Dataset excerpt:

Start

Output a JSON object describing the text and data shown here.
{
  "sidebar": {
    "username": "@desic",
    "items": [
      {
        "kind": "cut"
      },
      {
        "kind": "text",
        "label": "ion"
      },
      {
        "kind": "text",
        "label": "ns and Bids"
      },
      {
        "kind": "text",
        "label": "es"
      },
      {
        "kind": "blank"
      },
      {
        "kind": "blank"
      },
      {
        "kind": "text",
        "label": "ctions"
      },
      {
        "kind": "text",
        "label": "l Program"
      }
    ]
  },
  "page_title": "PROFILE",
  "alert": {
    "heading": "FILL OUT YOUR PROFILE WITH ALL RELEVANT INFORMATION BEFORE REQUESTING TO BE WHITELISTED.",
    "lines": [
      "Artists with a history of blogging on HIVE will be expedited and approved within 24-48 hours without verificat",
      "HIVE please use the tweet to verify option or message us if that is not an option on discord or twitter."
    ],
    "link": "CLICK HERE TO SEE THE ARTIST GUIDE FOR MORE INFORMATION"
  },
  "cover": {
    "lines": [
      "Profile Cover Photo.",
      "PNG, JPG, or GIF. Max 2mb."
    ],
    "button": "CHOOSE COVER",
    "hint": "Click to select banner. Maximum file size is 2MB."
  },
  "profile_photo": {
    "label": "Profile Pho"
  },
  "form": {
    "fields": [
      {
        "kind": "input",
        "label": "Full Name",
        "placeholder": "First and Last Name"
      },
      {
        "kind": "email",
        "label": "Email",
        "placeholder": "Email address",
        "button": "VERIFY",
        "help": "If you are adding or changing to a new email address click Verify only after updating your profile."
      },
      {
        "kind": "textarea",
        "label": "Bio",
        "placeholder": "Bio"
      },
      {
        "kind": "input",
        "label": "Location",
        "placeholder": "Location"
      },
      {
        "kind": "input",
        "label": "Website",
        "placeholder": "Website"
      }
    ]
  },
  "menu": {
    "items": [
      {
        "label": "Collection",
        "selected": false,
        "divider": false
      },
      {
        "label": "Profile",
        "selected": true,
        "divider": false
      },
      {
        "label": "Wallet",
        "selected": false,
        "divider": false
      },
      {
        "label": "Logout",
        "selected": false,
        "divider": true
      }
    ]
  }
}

End

__WHAT YOU ARE ASKED TO DO__: List the lines of the entries that include "HIVE".

__ANSWER FOR THIS EXERCISE__:
      "Artists with a history of blogging on HIVE will be expedited and approved within 24-48 hours without verificat",
      "HIVE please use the tweet to verify option or message us if that is not an option on discord or twitter."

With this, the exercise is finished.